» Requirements
For every line in the data below that contains "BITSTAMP", copy the line.

» Records to use
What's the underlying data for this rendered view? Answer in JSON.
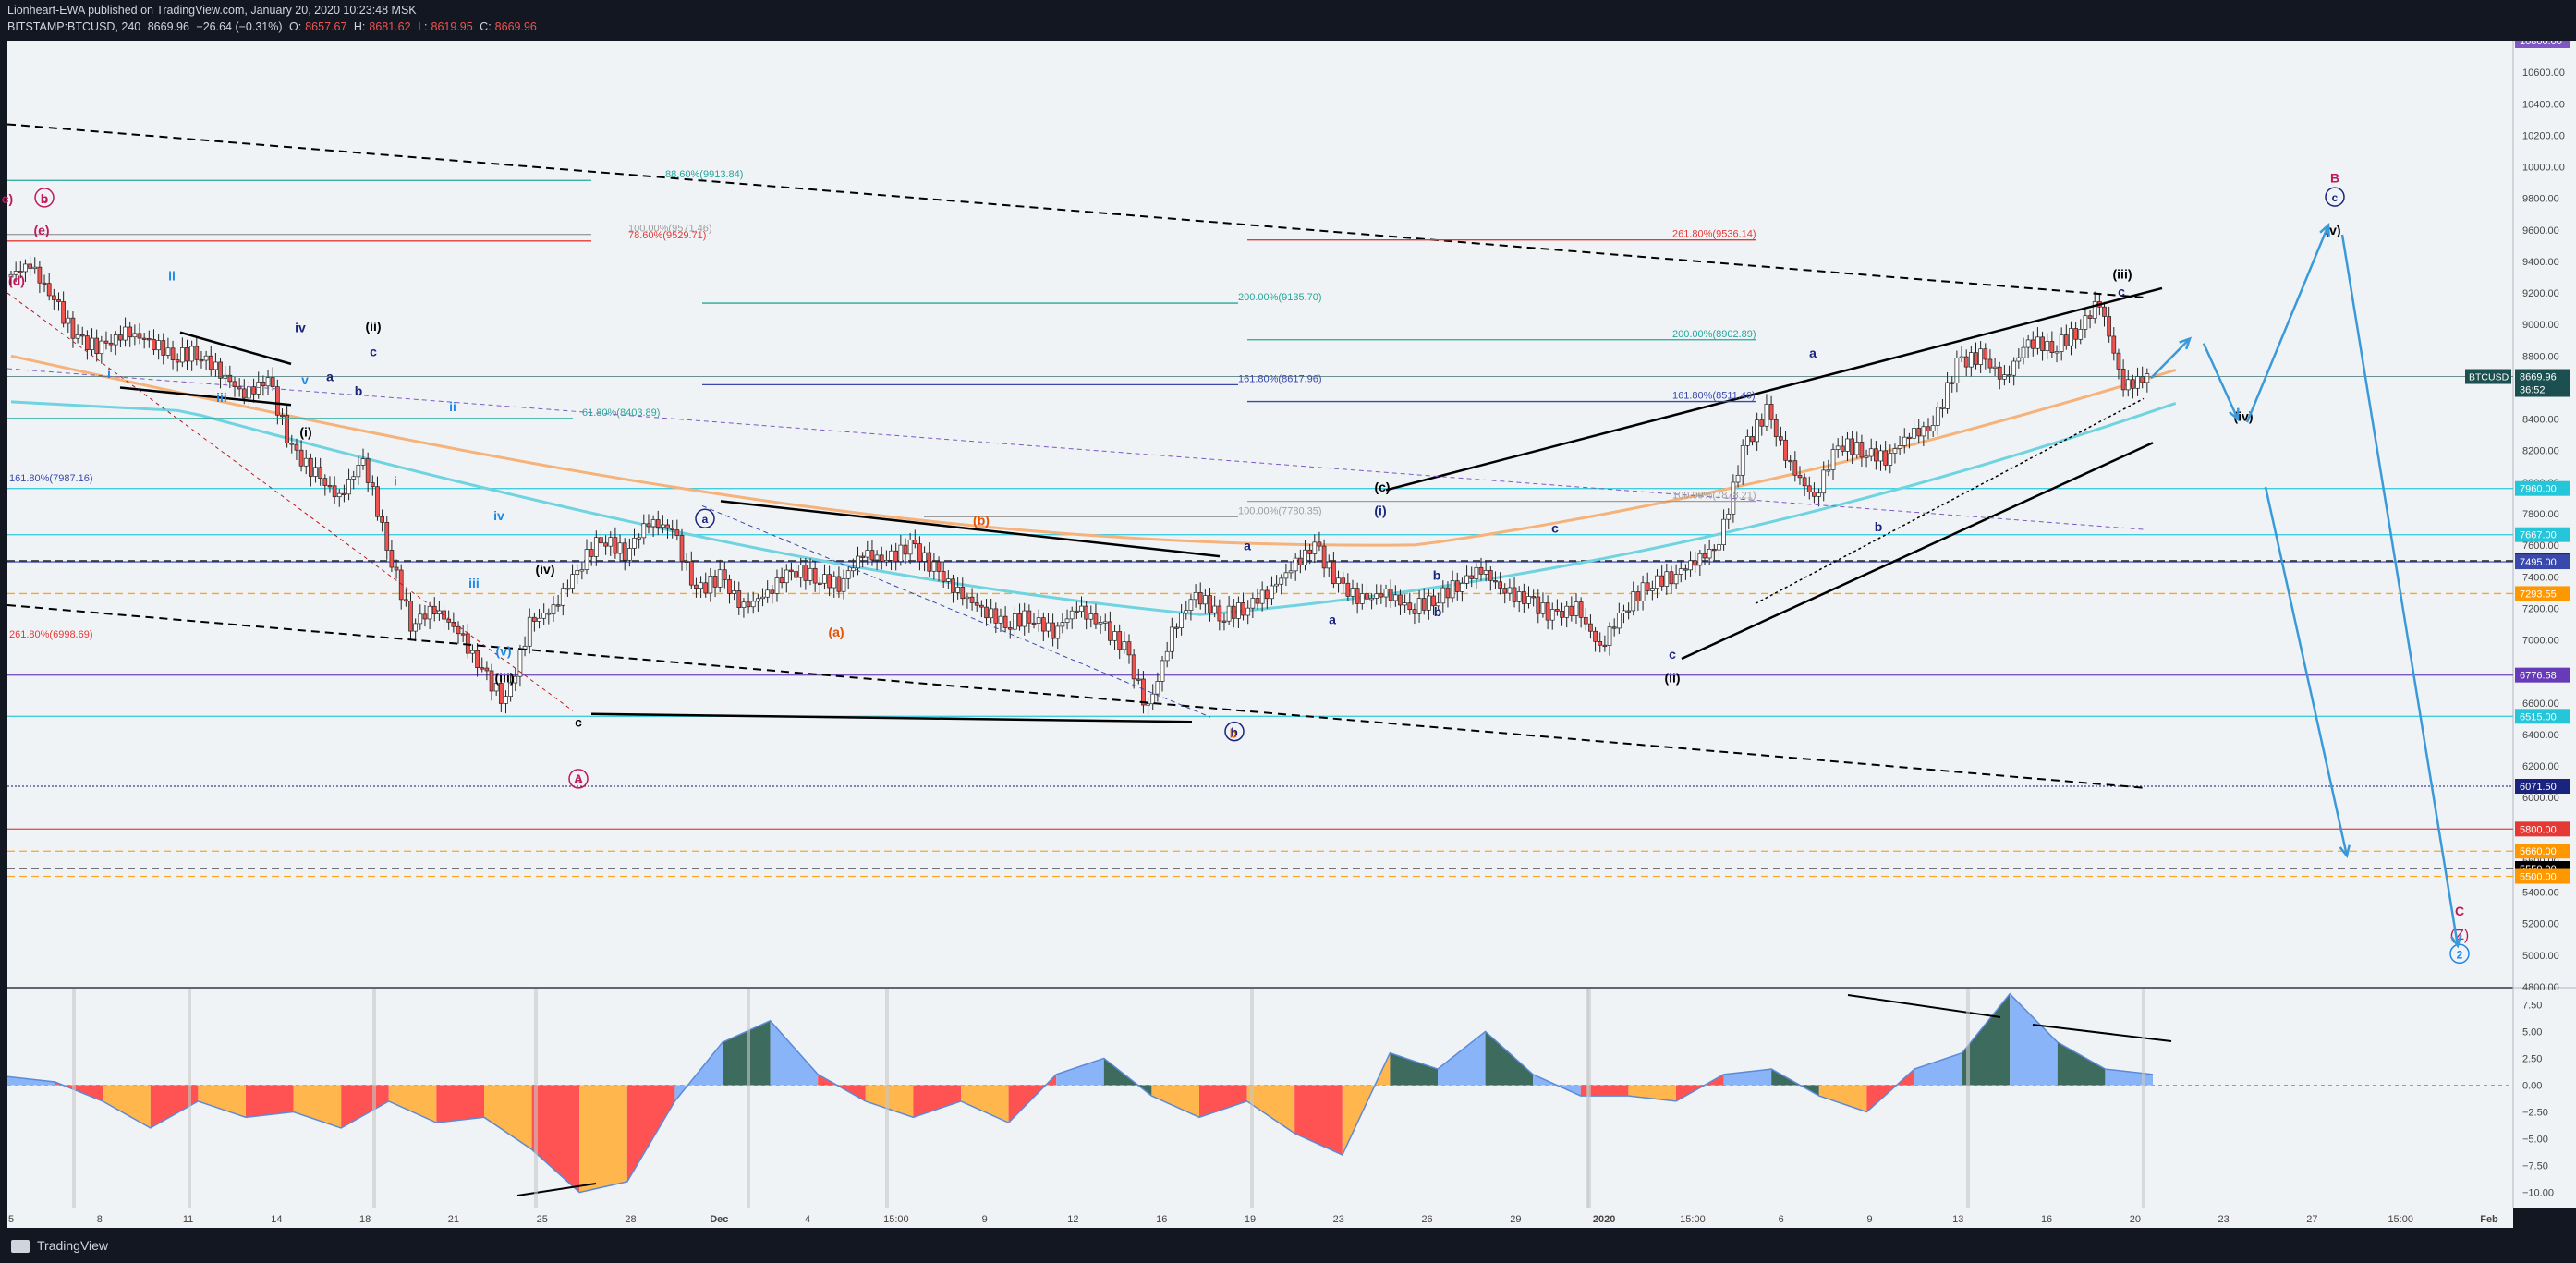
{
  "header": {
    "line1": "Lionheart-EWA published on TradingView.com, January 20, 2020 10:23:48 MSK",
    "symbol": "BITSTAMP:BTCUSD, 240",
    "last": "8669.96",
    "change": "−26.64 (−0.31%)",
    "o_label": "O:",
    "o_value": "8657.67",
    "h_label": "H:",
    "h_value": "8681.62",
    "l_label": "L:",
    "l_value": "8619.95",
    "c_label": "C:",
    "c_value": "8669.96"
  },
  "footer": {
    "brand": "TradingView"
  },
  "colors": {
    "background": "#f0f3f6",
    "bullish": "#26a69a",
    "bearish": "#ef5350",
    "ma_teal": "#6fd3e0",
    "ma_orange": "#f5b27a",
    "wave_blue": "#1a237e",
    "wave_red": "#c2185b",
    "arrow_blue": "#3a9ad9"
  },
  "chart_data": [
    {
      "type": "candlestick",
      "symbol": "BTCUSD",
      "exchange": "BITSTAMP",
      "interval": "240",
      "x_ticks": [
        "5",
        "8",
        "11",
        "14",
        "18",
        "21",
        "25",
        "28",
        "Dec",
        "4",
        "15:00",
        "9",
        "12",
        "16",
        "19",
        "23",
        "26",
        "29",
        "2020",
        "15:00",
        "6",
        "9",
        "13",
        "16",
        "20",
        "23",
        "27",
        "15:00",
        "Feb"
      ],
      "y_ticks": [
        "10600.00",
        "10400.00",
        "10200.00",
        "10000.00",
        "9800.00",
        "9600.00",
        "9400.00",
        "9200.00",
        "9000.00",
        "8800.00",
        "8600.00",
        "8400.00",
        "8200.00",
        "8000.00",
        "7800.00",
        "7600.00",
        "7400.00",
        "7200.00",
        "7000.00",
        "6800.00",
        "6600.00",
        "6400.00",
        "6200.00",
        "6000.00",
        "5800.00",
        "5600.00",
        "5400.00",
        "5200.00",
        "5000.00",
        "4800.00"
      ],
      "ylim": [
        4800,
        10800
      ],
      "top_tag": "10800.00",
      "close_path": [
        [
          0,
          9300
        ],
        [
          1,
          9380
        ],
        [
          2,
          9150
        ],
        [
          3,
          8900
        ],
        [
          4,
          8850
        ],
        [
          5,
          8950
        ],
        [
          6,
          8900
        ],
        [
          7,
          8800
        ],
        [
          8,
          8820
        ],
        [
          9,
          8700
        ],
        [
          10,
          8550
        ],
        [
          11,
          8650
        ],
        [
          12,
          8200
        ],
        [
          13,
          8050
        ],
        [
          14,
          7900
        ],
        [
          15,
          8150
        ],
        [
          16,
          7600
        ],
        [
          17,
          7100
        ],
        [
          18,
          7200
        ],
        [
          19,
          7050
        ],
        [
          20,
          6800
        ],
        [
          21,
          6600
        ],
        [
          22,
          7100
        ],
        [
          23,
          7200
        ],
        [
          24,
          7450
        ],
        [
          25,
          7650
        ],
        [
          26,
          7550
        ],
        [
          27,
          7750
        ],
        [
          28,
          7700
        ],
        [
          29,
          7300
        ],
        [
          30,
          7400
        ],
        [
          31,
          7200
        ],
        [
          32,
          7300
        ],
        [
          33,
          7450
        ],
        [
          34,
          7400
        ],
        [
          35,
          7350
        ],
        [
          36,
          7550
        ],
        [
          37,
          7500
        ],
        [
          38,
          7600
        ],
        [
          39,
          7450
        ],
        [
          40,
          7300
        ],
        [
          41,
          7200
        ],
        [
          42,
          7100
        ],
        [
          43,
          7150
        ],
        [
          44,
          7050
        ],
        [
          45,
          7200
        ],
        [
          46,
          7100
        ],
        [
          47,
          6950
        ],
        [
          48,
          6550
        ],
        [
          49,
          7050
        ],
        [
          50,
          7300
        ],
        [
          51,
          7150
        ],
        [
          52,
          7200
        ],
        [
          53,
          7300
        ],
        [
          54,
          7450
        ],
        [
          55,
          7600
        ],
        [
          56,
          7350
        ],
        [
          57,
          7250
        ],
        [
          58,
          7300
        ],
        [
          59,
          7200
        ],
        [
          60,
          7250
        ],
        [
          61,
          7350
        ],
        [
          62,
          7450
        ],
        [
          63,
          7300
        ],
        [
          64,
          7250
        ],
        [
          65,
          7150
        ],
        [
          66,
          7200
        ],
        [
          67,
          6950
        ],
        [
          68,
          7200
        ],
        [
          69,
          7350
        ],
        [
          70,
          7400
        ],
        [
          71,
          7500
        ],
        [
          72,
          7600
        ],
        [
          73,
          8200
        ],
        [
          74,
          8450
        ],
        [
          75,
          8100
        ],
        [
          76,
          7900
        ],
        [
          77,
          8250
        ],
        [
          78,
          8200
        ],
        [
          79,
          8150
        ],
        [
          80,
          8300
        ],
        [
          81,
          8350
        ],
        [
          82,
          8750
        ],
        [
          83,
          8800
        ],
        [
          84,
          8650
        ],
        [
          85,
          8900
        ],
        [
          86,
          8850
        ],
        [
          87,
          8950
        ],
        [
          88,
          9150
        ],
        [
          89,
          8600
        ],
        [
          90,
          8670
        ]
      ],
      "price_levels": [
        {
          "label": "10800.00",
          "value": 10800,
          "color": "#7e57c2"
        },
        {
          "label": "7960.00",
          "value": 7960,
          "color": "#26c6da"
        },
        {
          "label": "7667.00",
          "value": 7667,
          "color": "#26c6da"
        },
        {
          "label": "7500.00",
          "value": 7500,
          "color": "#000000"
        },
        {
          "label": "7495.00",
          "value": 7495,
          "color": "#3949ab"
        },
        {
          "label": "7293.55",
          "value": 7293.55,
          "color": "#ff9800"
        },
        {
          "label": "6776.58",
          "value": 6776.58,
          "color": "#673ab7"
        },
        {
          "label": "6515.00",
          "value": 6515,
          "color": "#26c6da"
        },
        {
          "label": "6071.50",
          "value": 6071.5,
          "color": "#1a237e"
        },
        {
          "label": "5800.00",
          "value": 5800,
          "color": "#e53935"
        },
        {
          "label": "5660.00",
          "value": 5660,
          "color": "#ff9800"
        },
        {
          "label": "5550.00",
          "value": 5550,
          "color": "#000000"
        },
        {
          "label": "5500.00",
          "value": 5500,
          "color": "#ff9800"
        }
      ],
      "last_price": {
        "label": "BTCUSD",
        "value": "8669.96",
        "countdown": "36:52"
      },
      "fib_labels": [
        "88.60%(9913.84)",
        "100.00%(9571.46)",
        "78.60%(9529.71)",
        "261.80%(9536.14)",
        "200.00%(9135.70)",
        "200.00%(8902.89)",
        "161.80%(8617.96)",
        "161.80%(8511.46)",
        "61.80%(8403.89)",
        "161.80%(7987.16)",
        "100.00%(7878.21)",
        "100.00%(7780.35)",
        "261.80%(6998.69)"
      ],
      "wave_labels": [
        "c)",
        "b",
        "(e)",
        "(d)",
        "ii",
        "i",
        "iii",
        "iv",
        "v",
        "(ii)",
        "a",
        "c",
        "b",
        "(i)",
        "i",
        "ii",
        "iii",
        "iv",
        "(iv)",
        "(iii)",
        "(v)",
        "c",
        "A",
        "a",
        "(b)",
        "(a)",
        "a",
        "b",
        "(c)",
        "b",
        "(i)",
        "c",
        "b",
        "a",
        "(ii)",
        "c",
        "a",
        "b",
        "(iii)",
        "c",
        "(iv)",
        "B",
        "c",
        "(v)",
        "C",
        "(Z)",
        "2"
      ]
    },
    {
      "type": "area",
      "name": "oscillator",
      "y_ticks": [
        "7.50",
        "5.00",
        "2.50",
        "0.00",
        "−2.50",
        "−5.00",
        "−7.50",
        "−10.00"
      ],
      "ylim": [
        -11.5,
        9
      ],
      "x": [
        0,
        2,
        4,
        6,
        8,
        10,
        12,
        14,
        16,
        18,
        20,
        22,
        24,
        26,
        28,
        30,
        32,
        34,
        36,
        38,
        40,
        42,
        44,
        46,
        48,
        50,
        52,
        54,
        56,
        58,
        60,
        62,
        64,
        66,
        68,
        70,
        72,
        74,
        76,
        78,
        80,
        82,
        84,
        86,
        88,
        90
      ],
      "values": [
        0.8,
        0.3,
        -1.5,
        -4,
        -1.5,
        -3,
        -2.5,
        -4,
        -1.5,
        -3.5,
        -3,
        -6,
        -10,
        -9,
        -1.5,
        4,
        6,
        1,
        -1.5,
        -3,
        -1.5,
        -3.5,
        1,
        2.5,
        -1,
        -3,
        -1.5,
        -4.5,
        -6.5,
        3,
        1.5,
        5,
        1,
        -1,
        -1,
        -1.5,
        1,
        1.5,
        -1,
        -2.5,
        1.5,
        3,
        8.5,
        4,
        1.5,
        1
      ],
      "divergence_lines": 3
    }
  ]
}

» Worked solution
    "symbol": "BITSTAMP:BTCUSD, 240",
      "exchange": "BITSTAMP",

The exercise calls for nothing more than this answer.